OBJECTIVE
Locate the lines where "Pokhara" occurs and copy them as they stand.
◇ ◇ ◇ ◇ ◇ ◇ ◇
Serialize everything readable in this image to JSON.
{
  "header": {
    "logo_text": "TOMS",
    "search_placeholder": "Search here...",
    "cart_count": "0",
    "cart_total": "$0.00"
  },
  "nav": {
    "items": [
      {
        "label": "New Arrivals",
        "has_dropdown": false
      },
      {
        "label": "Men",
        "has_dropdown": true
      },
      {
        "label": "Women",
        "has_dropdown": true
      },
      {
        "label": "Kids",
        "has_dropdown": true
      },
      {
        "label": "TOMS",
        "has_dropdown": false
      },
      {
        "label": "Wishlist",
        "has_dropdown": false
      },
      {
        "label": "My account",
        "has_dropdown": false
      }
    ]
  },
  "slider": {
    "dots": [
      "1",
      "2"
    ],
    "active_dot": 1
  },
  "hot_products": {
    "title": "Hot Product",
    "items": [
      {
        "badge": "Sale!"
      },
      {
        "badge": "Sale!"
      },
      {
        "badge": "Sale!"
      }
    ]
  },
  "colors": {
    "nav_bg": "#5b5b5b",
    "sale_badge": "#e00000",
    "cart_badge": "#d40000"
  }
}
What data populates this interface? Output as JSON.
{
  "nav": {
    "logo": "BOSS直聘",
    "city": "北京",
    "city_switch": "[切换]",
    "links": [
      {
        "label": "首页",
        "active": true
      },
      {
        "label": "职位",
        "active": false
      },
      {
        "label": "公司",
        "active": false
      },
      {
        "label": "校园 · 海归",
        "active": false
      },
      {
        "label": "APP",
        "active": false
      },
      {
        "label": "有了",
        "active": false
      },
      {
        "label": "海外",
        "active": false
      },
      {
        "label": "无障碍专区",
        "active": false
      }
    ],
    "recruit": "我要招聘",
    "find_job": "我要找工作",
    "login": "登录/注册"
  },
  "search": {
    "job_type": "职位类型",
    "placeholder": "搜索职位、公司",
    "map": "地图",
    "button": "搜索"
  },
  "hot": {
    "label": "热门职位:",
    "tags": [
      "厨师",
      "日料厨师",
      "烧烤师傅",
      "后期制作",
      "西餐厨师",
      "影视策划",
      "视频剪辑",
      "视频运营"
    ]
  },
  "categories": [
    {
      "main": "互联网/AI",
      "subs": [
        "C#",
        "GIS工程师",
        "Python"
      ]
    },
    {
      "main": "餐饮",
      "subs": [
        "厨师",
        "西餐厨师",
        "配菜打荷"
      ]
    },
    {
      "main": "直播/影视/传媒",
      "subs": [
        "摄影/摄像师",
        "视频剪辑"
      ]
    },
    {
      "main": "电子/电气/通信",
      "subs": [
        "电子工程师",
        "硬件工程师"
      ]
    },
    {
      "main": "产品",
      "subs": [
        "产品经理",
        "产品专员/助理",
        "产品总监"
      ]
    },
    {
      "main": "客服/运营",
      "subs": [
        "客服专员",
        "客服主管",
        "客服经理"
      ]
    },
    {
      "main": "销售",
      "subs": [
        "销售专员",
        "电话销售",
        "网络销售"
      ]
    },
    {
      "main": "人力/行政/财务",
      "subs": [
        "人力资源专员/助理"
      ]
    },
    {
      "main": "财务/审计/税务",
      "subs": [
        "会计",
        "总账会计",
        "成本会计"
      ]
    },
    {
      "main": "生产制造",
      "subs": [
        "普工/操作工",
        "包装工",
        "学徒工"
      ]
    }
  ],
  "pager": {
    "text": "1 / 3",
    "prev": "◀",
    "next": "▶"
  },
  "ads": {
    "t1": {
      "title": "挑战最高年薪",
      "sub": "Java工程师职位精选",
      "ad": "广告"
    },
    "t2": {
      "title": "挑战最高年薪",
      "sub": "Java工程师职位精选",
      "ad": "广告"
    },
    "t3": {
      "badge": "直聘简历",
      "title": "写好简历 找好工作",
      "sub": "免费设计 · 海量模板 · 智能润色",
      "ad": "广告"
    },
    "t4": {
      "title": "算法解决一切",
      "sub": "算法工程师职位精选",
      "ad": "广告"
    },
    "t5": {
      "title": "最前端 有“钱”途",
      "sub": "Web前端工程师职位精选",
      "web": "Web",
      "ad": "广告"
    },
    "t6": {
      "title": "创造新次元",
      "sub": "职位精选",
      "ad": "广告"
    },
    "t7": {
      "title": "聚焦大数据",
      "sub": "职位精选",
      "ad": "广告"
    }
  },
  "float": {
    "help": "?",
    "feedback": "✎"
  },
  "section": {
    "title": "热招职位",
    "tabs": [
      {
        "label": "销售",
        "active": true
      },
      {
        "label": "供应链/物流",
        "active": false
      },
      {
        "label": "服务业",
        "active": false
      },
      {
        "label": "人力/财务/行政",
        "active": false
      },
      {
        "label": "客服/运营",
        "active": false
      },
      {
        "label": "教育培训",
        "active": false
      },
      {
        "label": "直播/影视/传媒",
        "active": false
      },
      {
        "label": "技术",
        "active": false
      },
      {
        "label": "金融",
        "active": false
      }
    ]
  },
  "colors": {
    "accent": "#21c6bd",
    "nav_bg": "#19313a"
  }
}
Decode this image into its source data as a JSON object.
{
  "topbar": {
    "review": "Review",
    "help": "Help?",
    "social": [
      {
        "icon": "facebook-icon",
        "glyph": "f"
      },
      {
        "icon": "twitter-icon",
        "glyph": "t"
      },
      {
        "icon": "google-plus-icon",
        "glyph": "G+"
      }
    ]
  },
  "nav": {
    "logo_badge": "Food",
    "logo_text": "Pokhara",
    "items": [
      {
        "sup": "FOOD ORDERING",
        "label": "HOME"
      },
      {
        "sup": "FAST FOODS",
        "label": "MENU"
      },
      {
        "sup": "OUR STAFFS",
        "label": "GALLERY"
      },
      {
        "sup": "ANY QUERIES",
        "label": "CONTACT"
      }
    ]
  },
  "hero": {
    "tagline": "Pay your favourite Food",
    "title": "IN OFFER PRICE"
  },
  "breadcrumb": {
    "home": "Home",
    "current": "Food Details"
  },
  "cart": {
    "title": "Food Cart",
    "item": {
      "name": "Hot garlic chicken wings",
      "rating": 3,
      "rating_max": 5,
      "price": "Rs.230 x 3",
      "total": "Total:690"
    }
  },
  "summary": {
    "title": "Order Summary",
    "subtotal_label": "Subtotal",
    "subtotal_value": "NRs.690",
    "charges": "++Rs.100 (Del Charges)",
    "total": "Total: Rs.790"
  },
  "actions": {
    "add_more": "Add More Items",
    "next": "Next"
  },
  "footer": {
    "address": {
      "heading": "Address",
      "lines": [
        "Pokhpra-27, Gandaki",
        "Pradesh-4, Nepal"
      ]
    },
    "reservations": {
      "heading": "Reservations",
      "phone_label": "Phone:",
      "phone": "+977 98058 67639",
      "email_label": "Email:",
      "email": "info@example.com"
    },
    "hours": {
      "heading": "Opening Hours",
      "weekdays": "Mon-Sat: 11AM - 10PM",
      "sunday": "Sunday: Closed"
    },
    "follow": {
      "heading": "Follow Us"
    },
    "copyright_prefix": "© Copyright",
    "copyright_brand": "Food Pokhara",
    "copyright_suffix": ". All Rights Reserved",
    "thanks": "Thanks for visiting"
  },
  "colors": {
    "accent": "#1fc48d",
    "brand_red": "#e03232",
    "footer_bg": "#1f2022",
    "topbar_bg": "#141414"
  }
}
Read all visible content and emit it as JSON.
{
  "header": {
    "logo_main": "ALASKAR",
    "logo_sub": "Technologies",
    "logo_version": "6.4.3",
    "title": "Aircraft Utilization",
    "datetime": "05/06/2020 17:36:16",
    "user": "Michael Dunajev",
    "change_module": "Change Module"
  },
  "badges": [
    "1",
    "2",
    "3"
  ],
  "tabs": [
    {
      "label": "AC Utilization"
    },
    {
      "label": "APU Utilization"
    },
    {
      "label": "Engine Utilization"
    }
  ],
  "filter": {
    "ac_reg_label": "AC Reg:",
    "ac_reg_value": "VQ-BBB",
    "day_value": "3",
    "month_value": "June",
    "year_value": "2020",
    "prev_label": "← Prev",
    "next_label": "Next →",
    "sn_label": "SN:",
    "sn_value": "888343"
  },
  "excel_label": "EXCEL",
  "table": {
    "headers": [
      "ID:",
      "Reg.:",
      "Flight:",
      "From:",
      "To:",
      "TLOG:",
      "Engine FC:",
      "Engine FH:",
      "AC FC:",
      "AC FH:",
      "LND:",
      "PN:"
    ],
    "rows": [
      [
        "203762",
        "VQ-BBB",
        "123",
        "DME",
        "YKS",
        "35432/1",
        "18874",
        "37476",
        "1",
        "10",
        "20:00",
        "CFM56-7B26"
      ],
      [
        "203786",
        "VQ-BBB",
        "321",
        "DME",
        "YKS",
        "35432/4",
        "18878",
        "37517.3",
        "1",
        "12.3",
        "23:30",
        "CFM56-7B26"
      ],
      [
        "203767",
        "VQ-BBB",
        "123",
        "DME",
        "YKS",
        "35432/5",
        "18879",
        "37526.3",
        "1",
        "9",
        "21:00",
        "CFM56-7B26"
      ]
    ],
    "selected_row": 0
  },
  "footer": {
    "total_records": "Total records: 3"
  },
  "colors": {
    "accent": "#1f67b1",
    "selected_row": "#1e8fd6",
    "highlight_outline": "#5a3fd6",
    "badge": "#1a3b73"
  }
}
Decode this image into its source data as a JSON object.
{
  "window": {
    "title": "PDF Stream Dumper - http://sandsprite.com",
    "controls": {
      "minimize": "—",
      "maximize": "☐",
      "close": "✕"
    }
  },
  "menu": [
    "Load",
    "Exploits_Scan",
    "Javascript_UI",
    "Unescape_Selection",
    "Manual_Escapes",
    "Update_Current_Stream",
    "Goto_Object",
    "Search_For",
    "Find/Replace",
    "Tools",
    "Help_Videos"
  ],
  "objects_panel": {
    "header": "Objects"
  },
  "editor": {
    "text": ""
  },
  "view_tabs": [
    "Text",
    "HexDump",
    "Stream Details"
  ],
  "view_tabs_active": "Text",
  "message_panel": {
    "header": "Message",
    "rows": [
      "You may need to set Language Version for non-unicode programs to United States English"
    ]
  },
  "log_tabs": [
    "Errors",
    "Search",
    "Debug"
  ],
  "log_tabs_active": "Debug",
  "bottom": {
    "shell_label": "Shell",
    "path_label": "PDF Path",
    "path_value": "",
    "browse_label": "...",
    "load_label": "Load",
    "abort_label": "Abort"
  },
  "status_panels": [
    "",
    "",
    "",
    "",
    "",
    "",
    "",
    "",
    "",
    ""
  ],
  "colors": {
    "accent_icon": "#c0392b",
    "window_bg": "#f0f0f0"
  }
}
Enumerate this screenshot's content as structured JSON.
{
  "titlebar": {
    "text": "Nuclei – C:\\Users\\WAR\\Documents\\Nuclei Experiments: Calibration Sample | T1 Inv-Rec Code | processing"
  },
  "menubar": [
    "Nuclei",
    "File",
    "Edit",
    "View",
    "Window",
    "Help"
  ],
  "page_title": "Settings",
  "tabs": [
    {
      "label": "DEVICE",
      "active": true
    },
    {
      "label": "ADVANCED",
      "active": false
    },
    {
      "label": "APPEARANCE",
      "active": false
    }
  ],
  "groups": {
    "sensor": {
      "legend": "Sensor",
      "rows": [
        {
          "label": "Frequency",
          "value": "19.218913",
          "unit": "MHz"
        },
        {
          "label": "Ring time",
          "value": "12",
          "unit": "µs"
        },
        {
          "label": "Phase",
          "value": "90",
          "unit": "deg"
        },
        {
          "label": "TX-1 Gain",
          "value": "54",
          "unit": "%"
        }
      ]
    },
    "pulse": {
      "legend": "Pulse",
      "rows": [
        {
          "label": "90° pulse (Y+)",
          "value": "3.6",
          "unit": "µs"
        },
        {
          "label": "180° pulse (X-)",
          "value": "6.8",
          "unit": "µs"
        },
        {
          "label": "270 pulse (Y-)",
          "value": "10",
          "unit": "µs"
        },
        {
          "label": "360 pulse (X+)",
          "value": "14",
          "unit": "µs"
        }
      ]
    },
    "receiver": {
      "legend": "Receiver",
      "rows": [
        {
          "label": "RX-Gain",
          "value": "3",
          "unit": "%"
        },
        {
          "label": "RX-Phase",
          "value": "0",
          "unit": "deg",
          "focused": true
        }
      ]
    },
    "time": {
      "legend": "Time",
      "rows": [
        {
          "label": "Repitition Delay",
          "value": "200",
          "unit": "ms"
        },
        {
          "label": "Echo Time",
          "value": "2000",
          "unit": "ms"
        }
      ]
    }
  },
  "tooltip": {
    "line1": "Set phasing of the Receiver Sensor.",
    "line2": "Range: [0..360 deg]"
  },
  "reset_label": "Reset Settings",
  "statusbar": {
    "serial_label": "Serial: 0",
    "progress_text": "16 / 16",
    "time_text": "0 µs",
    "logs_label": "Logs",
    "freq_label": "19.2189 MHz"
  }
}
◇ ◇ ◇ ◇ ◇ ◇ ◇
REPLY
    "logo_text": "Pokhara",
    "copyright_brand": "Food Pokhara",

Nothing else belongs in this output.